--- start DATASET CONTENT ---

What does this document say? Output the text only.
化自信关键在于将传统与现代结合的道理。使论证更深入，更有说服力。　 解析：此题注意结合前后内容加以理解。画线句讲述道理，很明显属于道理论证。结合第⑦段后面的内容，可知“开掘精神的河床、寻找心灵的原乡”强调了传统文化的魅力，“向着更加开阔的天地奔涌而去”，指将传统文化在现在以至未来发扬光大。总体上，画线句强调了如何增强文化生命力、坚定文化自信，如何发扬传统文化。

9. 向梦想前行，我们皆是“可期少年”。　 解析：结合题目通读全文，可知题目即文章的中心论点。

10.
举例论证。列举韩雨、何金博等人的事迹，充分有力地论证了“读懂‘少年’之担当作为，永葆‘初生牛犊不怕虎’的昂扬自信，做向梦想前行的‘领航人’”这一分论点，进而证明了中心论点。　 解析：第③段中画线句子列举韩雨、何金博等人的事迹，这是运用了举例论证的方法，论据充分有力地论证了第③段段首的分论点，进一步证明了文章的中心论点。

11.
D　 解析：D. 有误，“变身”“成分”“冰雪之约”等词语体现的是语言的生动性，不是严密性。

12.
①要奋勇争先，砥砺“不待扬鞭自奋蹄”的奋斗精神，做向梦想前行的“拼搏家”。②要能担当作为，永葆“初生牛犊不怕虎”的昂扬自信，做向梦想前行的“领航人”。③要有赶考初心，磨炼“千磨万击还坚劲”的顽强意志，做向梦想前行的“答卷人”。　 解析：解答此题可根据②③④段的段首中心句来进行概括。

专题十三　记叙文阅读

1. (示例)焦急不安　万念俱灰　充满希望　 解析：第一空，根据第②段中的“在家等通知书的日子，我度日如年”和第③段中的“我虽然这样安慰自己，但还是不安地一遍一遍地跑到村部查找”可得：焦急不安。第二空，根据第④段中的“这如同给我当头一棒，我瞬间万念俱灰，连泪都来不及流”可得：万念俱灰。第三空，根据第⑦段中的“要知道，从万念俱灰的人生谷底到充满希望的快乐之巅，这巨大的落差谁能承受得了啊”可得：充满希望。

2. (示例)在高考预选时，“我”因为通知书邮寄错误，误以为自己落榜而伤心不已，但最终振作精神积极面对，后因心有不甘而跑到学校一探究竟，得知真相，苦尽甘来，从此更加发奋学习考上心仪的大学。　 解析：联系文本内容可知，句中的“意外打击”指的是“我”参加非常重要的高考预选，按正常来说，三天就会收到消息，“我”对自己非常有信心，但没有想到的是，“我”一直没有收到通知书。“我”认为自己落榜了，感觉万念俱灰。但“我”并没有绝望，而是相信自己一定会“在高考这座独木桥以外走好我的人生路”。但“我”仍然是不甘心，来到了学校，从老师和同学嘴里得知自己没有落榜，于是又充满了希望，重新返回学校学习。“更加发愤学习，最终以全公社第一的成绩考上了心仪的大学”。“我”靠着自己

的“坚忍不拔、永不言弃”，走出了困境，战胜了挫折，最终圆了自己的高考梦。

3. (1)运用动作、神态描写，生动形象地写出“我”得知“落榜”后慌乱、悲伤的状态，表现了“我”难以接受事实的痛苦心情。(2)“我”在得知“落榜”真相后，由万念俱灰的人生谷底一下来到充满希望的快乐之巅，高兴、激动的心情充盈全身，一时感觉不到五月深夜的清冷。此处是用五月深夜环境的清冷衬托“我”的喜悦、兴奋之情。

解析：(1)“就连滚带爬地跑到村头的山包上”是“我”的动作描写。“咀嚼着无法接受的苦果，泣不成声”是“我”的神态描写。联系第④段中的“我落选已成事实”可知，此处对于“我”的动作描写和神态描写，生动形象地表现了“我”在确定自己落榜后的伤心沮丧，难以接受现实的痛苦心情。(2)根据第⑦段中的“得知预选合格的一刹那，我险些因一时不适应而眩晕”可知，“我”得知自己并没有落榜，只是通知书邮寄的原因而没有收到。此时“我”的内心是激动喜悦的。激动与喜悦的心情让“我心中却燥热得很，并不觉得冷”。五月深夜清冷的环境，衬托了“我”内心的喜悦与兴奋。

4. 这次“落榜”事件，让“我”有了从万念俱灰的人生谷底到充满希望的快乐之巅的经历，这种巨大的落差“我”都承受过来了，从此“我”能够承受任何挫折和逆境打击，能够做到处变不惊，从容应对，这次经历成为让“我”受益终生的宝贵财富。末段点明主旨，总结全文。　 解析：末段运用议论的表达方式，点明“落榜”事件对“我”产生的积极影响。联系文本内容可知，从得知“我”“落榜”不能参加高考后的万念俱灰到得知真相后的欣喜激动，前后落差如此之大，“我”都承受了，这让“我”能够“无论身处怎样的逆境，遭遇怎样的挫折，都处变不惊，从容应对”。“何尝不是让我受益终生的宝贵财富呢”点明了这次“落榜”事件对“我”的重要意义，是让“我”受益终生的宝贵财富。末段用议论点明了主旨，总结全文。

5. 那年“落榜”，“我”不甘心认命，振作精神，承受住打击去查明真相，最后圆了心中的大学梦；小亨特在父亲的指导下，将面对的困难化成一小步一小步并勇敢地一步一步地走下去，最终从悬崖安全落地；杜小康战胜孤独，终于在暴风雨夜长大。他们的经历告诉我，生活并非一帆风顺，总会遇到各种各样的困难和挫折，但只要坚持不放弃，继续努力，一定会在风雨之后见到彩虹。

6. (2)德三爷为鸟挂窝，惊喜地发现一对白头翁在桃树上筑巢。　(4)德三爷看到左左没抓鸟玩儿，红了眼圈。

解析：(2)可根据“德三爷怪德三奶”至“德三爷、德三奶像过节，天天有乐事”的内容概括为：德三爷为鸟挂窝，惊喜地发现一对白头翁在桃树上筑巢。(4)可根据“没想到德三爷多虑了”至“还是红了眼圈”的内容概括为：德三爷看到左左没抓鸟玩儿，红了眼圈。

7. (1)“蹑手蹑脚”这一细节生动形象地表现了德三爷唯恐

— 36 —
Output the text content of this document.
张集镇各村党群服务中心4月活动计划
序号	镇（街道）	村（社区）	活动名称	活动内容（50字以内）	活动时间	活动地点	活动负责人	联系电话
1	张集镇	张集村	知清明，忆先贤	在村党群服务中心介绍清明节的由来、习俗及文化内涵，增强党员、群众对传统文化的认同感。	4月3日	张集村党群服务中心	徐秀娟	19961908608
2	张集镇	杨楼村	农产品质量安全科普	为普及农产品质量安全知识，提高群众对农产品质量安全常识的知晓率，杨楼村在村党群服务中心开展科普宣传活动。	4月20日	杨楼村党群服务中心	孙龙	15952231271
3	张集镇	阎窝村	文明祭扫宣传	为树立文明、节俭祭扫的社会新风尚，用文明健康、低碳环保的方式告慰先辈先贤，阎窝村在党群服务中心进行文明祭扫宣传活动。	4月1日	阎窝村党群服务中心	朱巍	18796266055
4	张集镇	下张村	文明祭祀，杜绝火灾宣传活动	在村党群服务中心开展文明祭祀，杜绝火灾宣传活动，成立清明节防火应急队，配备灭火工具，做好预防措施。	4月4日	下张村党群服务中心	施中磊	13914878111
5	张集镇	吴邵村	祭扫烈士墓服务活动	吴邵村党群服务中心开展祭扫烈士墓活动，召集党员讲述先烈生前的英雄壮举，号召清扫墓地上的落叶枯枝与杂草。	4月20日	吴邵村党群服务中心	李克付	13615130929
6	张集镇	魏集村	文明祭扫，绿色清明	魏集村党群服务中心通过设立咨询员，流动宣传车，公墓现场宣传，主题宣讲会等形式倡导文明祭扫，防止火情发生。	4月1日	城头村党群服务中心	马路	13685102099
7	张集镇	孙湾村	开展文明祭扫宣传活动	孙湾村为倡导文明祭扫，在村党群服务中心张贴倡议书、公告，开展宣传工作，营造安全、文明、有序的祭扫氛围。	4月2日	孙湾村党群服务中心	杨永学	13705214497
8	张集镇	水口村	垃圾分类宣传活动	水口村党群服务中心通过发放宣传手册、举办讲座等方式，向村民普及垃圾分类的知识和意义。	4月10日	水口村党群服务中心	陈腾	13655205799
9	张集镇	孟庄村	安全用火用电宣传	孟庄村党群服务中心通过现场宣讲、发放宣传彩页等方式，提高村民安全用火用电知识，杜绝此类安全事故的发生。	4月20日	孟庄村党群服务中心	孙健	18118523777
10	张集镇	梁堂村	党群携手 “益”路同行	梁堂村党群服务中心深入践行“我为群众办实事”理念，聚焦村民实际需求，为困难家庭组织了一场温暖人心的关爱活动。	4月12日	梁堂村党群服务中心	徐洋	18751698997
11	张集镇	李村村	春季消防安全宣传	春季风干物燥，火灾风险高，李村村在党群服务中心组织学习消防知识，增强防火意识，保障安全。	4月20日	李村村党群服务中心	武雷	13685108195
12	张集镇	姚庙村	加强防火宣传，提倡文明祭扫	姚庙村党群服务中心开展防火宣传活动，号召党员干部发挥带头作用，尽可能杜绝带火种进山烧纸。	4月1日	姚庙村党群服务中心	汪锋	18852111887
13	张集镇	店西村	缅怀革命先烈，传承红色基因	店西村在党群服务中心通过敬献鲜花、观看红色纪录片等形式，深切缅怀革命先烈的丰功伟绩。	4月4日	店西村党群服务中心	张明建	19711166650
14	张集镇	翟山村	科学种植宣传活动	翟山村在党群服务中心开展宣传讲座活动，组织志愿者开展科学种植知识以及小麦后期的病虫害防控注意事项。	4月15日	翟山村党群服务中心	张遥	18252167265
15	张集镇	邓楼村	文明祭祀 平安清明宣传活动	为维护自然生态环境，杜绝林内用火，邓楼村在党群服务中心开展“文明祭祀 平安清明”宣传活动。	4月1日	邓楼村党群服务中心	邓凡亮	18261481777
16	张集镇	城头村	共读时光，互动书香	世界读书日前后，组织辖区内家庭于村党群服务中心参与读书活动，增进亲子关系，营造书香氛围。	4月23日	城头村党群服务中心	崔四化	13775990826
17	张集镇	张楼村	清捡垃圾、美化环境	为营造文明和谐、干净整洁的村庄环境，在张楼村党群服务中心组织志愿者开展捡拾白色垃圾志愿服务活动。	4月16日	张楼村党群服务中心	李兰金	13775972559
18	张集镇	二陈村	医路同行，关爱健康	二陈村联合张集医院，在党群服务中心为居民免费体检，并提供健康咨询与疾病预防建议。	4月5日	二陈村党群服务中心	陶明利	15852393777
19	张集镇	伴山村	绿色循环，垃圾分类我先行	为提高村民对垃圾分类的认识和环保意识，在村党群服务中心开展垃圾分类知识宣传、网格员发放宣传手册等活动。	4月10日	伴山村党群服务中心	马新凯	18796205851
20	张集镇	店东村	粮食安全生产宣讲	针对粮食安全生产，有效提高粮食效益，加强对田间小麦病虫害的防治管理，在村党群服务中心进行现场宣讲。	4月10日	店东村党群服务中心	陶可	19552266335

--- end DATASET CONTENT ---

> **DIRECTIONS**
Return a copy of every line that includes the word "Output".

> **ANSWER TO THE EXERCISE**
What does this document say? Output the text only.
Output the text content of this document.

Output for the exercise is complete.